■ What is being asked
Reproduce the listing word for word, leaving every picture behind.

[Collected data entries]
####

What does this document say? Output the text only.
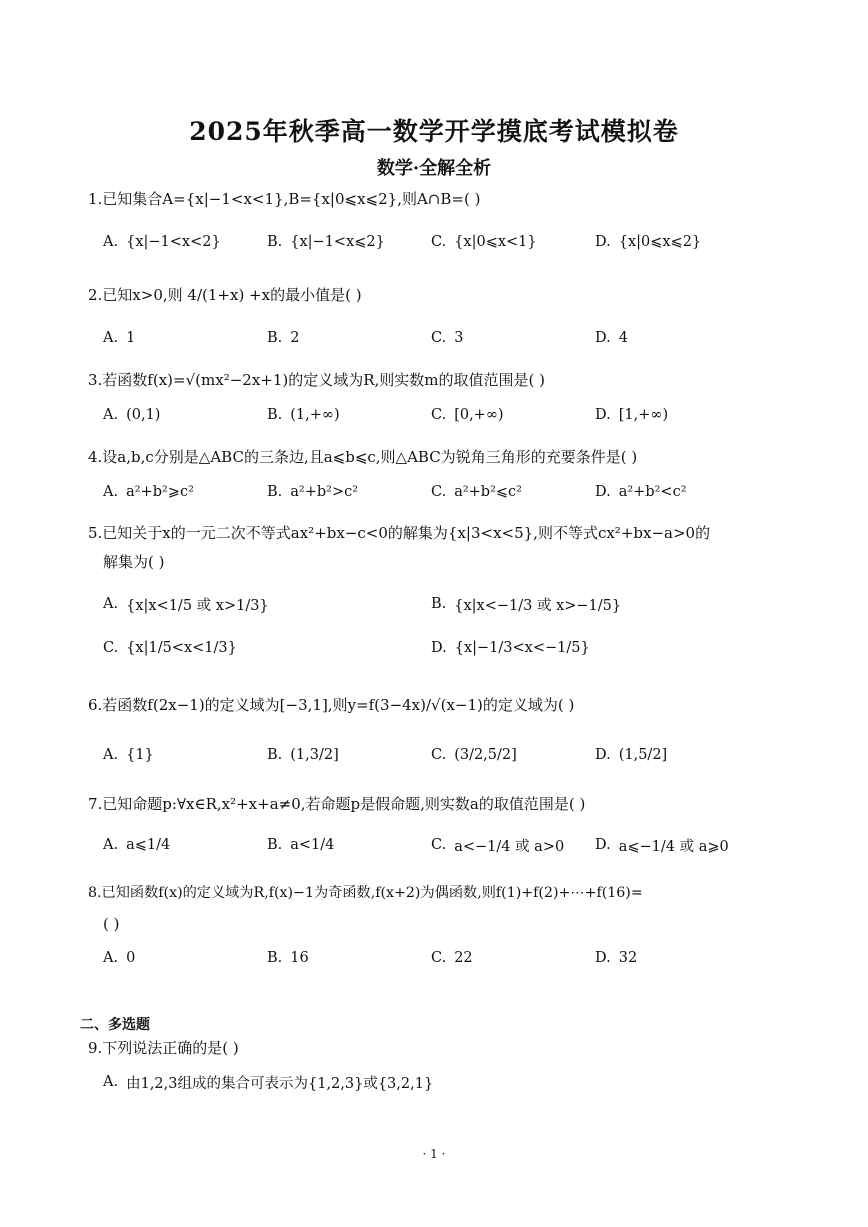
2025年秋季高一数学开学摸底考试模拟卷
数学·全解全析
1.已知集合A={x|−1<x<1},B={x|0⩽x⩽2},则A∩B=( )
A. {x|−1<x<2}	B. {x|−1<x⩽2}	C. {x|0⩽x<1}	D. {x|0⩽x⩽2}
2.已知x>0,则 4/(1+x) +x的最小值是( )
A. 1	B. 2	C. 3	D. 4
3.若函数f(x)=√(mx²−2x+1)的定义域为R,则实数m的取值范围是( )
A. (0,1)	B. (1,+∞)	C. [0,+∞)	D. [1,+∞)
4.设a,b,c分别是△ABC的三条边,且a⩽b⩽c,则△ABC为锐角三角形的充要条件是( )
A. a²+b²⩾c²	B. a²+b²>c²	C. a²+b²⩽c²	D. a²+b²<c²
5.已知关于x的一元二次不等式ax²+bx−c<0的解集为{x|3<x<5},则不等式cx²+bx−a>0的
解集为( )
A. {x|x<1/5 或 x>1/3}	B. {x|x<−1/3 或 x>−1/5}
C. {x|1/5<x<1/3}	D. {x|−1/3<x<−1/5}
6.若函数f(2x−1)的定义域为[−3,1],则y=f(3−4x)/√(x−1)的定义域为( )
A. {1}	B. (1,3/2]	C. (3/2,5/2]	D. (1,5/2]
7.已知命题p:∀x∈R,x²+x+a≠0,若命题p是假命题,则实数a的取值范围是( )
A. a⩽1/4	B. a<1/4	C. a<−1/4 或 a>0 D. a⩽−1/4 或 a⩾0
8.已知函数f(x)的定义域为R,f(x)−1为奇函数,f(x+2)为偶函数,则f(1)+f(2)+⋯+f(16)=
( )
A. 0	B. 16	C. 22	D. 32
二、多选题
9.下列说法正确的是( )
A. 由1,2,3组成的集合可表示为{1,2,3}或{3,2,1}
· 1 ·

####

■ Task response
What does this document say? Output the text only.
2025年秋季高一数学开学摸底考试模拟卷
数学·全解全析
1.已知集合A={x|−1<x<1},B={x|0⩽x⩽2},则A∩B=( )
A. {x|−1<x<2}	B. {x|−1<x⩽2}	C. {x|0⩽x<1}	D. {x|0⩽x⩽2}
2.已知x>0,则 4/(1+x) +x的最小值是( )
A. 1	B. 2	C. 3	D. 4
3.若函数f(x)=√(mx²−2x+1)的定义域为R,则实数m的取值范围是( )
A. (0,1)	B. (1,+∞)	C. [0,+∞)	D. [1,+∞)
4.设a,b,c分别是△ABC的三条边,且a⩽b⩽c,则△ABC为锐角三角形的充要条件是( )
A. a²+b²⩾c²	B. a²+b²>c²	C. a²+b²⩽c²	D. a²+b²<c²
5.已知关于x的一元二次不等式ax²+bx−c<0的解集为{x|3<x<5},则不等式cx²+bx−a>0的
解集为( )
A. {x|x<1/5 或 x>1/3}	B. {x|x<−1/3 或 x>−1/5}
C. {x|1/5<x<1/3}	D. {x|−1/3<x<−1/5}
6.若函数f(2x−1)的定义域为[−3,1],则y=f(3−4x)/√(x−1)的定义域为( )
A. {1}	B. (1,3/2]	C. (3/2,5/2]	D. (1,5/2]
7.已知命题p:∀x∈R,x²+x+a≠0,若命题p是假命题,则实数a的取值范围是( )
A. a⩽1/4	B. a<1/4	C. a<−1/4 或 a>0 D. a⩽−1/4 或 a⩾0
8.已知函数f(x)的定义域为R,f(x)−1为奇函数,f(x+2)为偶函数,则f(1)+f(2)+⋯+f(16)=
( )
A. 0	B. 16	C. 22	D. 32
二、多选题
9.下列说法正确的是( )
A. 由1,2,3组成的集合可表示为{1,2,3}或{3,2,1}
· 1 ·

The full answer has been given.